> _Exercise task_: Copy out each line that includes the word "arrow".
=====
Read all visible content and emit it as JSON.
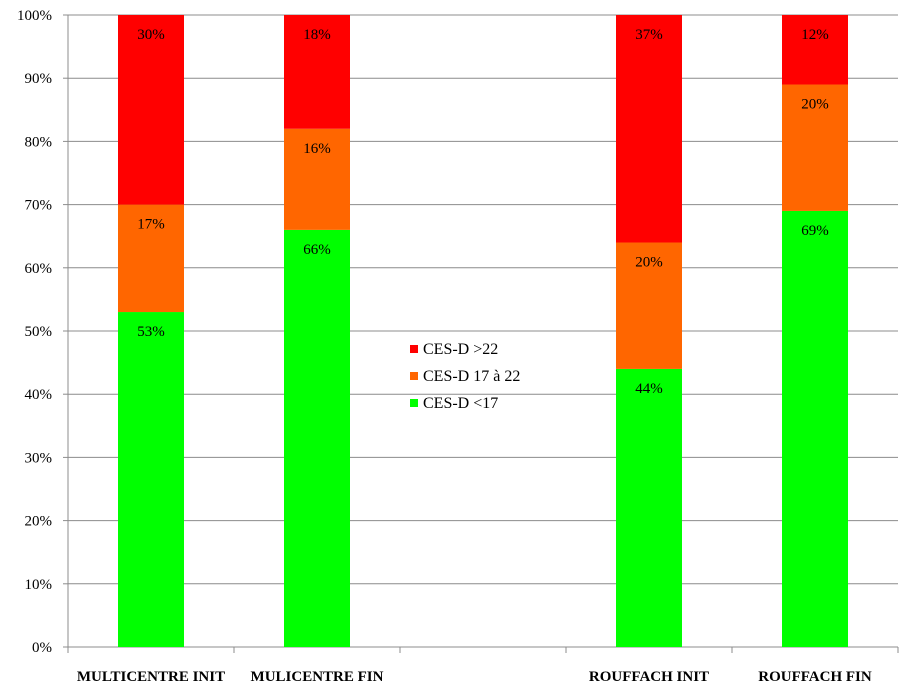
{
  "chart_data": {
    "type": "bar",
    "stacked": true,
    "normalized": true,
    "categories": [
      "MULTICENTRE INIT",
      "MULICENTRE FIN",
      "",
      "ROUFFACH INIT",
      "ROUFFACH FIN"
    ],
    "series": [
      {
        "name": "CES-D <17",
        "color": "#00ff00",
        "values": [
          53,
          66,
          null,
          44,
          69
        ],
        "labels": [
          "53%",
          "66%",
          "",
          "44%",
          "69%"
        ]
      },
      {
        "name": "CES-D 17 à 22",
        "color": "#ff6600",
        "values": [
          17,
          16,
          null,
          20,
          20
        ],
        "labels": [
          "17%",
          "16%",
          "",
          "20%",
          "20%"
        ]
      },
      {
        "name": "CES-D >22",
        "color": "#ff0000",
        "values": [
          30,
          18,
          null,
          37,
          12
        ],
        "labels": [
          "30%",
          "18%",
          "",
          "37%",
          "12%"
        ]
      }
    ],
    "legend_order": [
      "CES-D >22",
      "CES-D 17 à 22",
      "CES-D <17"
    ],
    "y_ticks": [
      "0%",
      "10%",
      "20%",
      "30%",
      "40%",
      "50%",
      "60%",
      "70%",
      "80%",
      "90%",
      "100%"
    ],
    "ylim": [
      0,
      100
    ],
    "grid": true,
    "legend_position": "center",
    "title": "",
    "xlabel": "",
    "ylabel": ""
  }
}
=====
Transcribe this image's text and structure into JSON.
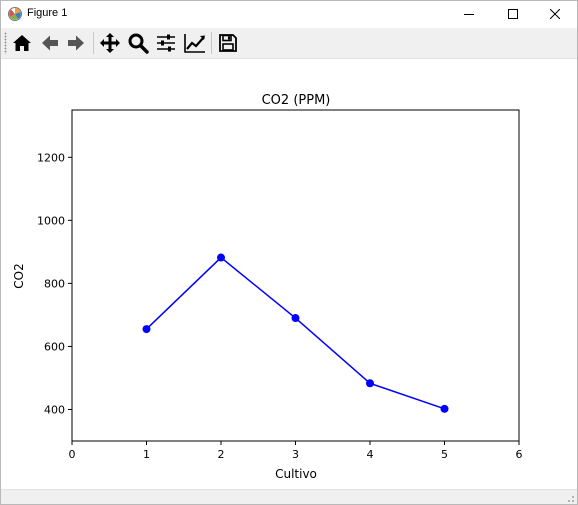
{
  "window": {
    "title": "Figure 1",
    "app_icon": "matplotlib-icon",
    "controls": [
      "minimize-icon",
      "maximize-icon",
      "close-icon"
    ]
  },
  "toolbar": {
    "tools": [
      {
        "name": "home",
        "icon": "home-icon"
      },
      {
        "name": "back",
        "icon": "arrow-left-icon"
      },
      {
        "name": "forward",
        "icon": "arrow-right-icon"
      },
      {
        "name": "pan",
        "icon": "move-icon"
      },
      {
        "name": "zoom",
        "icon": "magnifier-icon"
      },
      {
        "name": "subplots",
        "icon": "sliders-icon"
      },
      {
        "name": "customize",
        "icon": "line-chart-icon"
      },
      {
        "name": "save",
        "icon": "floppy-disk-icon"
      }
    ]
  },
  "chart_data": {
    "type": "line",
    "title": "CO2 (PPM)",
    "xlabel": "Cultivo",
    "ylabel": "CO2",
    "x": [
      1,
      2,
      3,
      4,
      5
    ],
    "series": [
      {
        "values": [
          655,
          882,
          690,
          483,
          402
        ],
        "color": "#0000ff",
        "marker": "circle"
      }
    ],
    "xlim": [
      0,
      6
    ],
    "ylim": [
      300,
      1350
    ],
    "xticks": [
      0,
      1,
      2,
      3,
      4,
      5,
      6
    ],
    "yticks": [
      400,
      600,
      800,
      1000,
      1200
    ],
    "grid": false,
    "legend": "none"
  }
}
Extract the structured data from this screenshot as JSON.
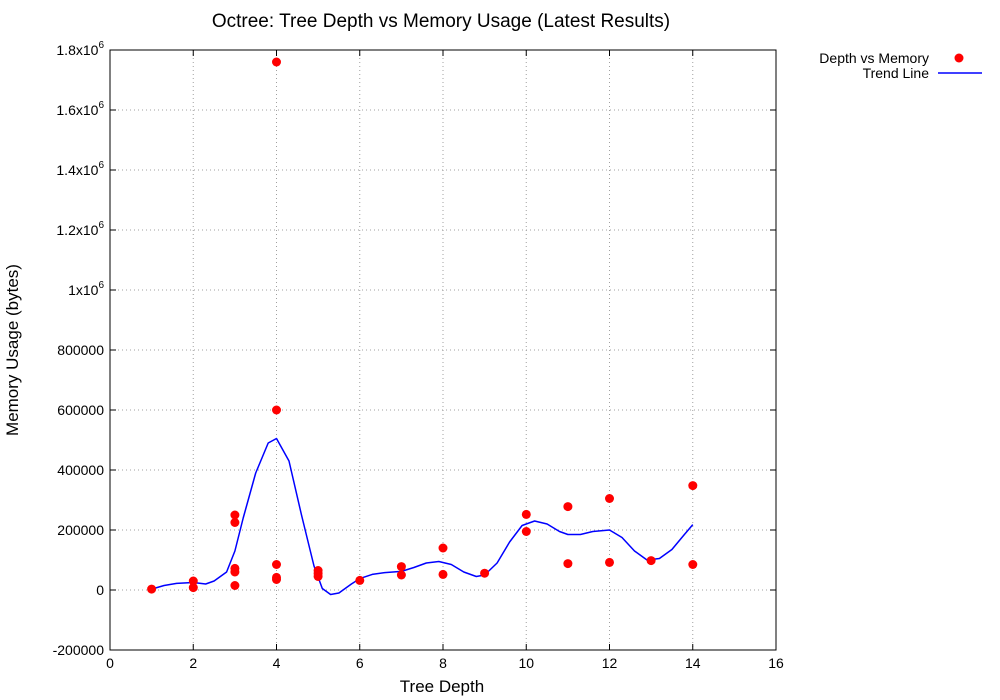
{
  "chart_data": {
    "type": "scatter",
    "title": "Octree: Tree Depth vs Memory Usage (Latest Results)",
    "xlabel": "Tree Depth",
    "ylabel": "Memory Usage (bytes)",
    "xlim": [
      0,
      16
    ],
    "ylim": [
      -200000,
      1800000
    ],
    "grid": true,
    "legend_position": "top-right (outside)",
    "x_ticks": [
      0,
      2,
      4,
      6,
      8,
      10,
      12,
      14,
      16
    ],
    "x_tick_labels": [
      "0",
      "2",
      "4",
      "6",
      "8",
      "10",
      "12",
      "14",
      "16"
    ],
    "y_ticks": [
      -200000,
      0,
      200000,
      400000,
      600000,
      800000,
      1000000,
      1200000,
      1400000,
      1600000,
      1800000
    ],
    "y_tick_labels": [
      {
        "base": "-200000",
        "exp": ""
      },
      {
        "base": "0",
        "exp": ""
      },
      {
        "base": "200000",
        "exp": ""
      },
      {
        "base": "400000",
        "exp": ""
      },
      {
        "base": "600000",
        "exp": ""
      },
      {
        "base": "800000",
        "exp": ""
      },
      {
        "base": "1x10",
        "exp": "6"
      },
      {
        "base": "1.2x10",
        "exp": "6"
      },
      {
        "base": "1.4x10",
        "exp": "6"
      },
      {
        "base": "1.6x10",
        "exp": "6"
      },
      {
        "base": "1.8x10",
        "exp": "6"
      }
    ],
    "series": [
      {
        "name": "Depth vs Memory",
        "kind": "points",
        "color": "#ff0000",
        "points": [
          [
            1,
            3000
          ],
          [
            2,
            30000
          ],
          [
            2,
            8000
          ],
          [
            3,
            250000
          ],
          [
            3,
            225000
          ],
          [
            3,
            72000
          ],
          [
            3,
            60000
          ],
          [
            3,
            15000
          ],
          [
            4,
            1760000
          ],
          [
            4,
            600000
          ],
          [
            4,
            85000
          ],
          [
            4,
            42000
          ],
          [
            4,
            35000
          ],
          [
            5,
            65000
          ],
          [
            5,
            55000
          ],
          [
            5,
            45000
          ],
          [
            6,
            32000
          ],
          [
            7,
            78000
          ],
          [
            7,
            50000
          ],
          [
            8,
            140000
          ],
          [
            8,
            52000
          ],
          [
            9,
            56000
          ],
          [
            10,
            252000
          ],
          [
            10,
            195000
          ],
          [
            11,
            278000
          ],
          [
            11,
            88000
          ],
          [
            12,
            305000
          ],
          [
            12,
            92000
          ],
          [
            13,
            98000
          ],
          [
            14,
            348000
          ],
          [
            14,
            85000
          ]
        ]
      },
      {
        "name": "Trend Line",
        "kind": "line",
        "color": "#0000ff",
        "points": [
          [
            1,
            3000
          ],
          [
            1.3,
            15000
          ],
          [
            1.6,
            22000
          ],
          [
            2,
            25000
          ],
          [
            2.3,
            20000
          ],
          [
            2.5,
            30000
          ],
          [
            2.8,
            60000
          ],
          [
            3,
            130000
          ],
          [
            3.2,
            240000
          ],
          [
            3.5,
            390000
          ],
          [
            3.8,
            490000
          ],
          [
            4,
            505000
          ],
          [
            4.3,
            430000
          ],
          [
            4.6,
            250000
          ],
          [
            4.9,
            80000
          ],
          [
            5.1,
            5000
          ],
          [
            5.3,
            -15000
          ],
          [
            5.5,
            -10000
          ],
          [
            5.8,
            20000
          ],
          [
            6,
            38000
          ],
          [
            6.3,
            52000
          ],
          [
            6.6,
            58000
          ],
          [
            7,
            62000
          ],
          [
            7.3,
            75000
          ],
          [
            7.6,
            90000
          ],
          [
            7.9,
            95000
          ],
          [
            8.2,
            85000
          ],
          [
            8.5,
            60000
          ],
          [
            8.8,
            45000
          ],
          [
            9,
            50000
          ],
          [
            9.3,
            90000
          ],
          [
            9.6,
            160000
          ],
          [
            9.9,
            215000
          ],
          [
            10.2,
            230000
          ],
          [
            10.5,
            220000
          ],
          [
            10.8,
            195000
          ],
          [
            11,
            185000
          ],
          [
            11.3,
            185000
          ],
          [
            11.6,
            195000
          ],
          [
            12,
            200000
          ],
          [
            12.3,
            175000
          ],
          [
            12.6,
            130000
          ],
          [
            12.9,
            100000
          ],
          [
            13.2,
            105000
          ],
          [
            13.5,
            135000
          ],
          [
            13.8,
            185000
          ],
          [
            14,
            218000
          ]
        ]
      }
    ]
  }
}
=====
> _Response to this exercise_:
        "icon": "arrow-left-icon"
        "icon": "arrow-right-icon"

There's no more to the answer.